═════ Extracted material ═════
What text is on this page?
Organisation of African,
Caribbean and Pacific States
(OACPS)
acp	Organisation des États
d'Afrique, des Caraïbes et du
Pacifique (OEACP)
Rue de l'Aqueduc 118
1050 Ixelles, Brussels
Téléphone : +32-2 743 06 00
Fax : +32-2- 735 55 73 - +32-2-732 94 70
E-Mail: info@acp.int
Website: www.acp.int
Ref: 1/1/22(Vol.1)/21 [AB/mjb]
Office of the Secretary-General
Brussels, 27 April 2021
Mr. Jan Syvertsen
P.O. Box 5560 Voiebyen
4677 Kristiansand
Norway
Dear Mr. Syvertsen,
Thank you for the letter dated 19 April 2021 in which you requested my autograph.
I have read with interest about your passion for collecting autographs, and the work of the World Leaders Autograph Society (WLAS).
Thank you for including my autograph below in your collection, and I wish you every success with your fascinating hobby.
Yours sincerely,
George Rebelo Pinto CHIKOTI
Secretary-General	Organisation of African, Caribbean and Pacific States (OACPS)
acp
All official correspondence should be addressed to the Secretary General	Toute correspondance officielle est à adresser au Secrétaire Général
═════
*Task to carry out*. Determine how many lines contain the word "Brussels" and reply with that number alone.

*Correct output*. 2